___ Data excerpts ___
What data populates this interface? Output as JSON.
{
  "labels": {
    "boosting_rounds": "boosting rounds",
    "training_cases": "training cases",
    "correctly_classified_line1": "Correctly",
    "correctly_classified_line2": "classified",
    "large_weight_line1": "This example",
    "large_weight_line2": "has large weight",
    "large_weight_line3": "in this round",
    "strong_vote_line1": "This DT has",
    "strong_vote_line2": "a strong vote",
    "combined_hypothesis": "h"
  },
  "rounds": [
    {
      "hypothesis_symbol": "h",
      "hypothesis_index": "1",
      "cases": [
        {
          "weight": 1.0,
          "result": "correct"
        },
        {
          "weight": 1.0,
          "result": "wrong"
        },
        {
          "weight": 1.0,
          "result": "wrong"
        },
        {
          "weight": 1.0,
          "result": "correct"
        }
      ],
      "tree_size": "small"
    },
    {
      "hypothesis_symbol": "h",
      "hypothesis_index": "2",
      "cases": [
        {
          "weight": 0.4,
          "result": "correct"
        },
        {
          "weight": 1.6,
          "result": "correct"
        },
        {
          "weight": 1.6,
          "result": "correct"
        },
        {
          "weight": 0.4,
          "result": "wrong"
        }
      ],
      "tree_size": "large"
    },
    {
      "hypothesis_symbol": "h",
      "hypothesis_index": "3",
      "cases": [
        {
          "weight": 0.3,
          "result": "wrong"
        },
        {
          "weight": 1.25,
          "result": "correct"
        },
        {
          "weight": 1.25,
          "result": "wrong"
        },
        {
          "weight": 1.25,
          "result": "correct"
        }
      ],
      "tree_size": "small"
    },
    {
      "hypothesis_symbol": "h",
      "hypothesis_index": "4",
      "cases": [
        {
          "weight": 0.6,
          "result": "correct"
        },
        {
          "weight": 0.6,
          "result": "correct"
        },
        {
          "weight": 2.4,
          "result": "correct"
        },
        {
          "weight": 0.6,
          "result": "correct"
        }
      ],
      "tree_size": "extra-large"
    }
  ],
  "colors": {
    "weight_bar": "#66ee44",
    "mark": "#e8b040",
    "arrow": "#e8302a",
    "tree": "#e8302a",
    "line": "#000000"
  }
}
___
___ Data excerpts ___
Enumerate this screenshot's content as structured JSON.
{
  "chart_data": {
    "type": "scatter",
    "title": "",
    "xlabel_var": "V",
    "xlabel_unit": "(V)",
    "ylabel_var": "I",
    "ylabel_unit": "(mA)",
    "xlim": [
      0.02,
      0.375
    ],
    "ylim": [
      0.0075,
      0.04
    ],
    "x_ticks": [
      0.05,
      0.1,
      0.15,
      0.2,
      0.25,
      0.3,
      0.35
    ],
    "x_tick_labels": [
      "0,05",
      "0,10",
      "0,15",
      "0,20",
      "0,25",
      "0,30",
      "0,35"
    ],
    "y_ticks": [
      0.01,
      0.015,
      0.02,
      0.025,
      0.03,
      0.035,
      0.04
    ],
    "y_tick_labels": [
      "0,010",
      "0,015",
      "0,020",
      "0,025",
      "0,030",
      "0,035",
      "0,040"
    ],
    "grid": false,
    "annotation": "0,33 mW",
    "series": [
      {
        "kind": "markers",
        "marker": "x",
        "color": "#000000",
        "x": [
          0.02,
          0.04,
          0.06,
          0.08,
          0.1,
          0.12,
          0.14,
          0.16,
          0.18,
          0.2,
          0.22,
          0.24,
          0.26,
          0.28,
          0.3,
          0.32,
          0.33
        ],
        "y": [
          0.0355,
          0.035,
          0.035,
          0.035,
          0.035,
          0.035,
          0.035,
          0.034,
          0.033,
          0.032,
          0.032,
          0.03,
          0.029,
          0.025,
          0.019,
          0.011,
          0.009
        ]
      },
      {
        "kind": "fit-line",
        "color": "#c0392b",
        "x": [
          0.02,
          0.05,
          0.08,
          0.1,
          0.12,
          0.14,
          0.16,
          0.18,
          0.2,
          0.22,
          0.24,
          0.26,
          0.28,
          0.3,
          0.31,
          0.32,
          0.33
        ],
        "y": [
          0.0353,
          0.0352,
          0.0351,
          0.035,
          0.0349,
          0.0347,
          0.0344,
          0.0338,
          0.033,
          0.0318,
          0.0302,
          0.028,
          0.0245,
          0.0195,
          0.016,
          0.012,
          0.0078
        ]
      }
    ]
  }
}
___
Problem description :: Go over the data above and copy every line that has the word "JSON" in it.

Result ::
What data populates this interface? Output as JSON.
Enumerate this screenshot's content as structured JSON.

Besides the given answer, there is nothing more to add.